Task brief: All entries are to be given again verbatim.

--------------------------------------------------

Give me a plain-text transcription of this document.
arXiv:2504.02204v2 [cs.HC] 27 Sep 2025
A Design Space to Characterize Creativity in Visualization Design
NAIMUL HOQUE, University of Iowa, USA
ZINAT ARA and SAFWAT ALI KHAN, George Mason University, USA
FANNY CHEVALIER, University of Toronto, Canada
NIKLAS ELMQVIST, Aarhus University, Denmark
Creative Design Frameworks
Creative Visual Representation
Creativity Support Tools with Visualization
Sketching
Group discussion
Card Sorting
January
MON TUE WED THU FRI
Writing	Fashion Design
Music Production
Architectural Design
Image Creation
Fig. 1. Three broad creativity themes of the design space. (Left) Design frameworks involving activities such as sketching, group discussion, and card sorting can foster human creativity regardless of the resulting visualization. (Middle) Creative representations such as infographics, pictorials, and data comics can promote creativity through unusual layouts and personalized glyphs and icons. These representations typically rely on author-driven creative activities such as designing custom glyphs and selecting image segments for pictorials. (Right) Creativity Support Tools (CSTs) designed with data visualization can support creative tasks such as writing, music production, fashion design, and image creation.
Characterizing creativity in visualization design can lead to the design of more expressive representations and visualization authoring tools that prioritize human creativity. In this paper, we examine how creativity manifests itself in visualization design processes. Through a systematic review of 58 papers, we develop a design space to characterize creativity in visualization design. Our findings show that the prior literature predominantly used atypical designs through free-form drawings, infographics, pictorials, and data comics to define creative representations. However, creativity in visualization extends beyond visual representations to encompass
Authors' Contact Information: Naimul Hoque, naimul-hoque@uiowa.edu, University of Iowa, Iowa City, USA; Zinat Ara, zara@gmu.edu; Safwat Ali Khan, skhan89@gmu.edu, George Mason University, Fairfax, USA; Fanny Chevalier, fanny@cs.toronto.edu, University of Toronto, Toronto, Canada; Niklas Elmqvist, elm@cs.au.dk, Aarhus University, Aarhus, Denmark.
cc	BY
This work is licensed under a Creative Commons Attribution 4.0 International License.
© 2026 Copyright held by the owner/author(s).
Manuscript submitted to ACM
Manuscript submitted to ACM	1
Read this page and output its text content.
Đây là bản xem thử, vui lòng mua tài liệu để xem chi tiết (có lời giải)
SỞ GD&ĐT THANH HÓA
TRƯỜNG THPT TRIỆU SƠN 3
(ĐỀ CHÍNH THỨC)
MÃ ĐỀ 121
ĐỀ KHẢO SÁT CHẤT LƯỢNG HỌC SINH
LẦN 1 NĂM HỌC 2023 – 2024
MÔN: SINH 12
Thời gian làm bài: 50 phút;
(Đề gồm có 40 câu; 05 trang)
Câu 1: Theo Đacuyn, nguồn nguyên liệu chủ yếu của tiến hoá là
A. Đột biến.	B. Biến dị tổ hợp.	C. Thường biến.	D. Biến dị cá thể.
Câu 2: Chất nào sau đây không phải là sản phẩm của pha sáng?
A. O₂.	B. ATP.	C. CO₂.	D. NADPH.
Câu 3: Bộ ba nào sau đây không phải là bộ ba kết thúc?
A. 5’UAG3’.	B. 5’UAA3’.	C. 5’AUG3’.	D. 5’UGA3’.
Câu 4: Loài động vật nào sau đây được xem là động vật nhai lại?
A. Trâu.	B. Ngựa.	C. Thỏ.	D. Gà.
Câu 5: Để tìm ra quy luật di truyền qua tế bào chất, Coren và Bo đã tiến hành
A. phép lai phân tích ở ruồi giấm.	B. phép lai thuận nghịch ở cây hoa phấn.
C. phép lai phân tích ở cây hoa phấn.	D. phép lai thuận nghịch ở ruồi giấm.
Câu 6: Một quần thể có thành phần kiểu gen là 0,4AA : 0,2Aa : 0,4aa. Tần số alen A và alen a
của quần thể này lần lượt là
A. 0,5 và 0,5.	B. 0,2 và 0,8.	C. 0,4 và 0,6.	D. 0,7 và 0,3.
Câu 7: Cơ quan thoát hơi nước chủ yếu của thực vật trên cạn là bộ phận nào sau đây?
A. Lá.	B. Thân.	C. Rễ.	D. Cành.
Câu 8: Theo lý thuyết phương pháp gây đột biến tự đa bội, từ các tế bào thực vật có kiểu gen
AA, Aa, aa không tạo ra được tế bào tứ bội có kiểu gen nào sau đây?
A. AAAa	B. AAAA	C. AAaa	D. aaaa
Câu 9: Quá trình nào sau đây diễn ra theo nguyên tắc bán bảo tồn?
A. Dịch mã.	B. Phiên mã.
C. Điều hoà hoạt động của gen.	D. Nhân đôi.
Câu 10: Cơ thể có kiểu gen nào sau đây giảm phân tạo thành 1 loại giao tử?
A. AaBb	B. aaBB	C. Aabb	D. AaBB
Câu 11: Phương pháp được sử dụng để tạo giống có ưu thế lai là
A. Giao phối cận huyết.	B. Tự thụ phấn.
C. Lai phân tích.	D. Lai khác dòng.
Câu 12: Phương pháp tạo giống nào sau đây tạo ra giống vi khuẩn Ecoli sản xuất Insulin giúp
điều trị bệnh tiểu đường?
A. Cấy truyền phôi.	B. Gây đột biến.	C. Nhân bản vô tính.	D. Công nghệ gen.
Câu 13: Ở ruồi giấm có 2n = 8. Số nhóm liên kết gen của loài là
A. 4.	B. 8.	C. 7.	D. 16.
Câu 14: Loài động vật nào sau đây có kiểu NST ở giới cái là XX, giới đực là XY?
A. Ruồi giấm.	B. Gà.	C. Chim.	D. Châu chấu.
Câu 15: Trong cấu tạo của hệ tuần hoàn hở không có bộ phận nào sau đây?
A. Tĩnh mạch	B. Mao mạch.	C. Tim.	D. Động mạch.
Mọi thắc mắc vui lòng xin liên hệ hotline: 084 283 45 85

--------------------------------------------------

Exercise answer:
Give me a plain-text transcription of this document.
arXiv:2504.02204v2 [cs.HC] 27 Sep 2025
A Design Space to Characterize Creativity in Visualization Design
NAIMUL HOQUE, University of Iowa, USA
ZINAT ARA and SAFWAT ALI KHAN, George Mason University, USA
FANNY CHEVALIER, University of Toronto, Canada
NIKLAS ELMQVIST, Aarhus University, Denmark
Creative Design Frameworks
Creative Visual Representation
Creativity Support Tools with Visualization
Sketching
Group discussion
Card Sorting
January
MON TUE WED THU FRI
Writing	Fashion Design
Music Production
Architectural Design
Image Creation
Fig. 1. Three broad creativity themes of the design space. (Left) Design frameworks involving activities such as sketching, group discussion, and card sorting can foster human creativity regardless of the resulting visualization. (Middle) Creative representations such as infographics, pictorials, and data comics can promote creativity through unusual layouts and personalized glyphs and icons. These representations typically rely on author-driven creative activities such as designing custom glyphs and selecting image segments for pictorials. (Right) Creativity Support Tools (CSTs) designed with data visualization can support creative tasks such as writing, music production, fashion design, and image creation.
Characterizing creativity in visualization design can lead to the design of more expressive representations and visualization authoring tools that prioritize human creativity. In this paper, we examine how creativity manifests itself in visualization design processes. Through a systematic review of 58 papers, we develop a design space to characterize creativity in visualization design. Our findings show that the prior literature predominantly used atypical designs through free-form drawings, infographics, pictorials, and data comics to define creative representations. However, creativity in visualization extends beyond visual representations to encompass
Authors' Contact Information: Naimul Hoque, naimul-hoque@uiowa.edu, University of Iowa, Iowa City, USA; Zinat Ara, zara@gmu.edu; Safwat Ali Khan, skhan89@gmu.edu, George Mason University, Fairfax, USA; Fanny Chevalier, fanny@cs.toronto.edu, University of Toronto, Toronto, Canada; Niklas Elmqvist, elm@cs.au.dk, Aarhus University, Aarhus, Denmark.
cc	BY
This work is licensed under a Creative Commons Attribution 4.0 International License.
© 2026 Copyright held by the owner/author(s).
Manuscript submitted to ACM
Manuscript submitted to ACM	1
Read this page and output its text content.
Đây là bản xem thử, vui lòng mua tài liệu để xem chi tiết (có lời giải)
SỞ GD&ĐT THANH HÓA
TRƯỜNG THPT TRIỆU SƠN 3
(ĐỀ CHÍNH THỨC)
MÃ ĐỀ 121
ĐỀ KHẢO SÁT CHẤT LƯỢNG HỌC SINH
LẦN 1 NĂM HỌC 2023 – 2024
MÔN: SINH 12
Thời gian làm bài: 50 phút;
(Đề gồm có 40 câu; 05 trang)
Câu 1: Theo Đacuyn, nguồn nguyên liệu chủ yếu của tiến hoá là
A. Đột biến.	B. Biến dị tổ hợp.	C. Thường biến.	D. Biến dị cá thể.
Câu 2: Chất nào sau đây không phải là sản phẩm của pha sáng?
A. O₂.	B. ATP.	C. CO₂.	D. NADPH.
Câu 3: Bộ ba nào sau đây không phải là bộ ba kết thúc?
A. 5’UAG3’.	B. 5’UAA3’.	C. 5’AUG3’.	D. 5’UGA3’.
Câu 4: Loài động vật nào sau đây được xem là động vật nhai lại?
A. Trâu.	B. Ngựa.	C. Thỏ.	D. Gà.
Câu 5: Để tìm ra quy luật di truyền qua tế bào chất, Coren và Bo đã tiến hành
A. phép lai phân tích ở ruồi giấm.	B. phép lai thuận nghịch ở cây hoa phấn.
C. phép lai phân tích ở cây hoa phấn.	D. phép lai thuận nghịch ở ruồi giấm.
Câu 6: Một quần thể có thành phần kiểu gen là 0,4AA : 0,2Aa : 0,4aa. Tần số alen A và alen a
của quần thể này lần lượt là
A. 0,5 và 0,5.	B. 0,2 và 0,8.	C. 0,4 và 0,6.	D. 0,7 và 0,3.
Câu 7: Cơ quan thoát hơi nước chủ yếu của thực vật trên cạn là bộ phận nào sau đây?
A. Lá.	B. Thân.	C. Rễ.	D. Cành.
Câu 8: Theo lý thuyết phương pháp gây đột biến tự đa bội, từ các tế bào thực vật có kiểu gen
AA, Aa, aa không tạo ra được tế bào tứ bội có kiểu gen nào sau đây?
A. AAAa	B. AAAA	C. AAaa	D. aaaa
Câu 9: Quá trình nào sau đây diễn ra theo nguyên tắc bán bảo tồn?
A. Dịch mã.	B. Phiên mã.
C. Điều hoà hoạt động của gen.	D. Nhân đôi.
Câu 10: Cơ thể có kiểu gen nào sau đây giảm phân tạo thành 1 loại giao tử?
A. AaBb	B. aaBB	C. Aabb	D. AaBB
Câu 11: Phương pháp được sử dụng để tạo giống có ưu thế lai là
A. Giao phối cận huyết.	B. Tự thụ phấn.
C. Lai phân tích.	D. Lai khác dòng.
Câu 12: Phương pháp tạo giống nào sau đây tạo ra giống vi khuẩn Ecoli sản xuất Insulin giúp
điều trị bệnh tiểu đường?
A. Cấy truyền phôi.	B. Gây đột biến.	C. Nhân bản vô tính.	D. Công nghệ gen.
Câu 13: Ở ruồi giấm có 2n = 8. Số nhóm liên kết gen của loài là
A. 4.	B. 8.	C. 7.	D. 16.
Câu 14: Loài động vật nào sau đây có kiểu NST ở giới cái là XX, giới đực là XY?
A. Ruồi giấm.	B. Gà.	C. Chim.	D. Châu chấu.
Câu 15: Trong cấu tạo của hệ tuần hoàn hở không có bộ phận nào sau đây?
A. Tĩnh mạch	B. Mao mạch.	C. Tim.	D. Động mạch.
Mọi thắc mắc vui lòng xin liên hệ hotline: 084 283 45 85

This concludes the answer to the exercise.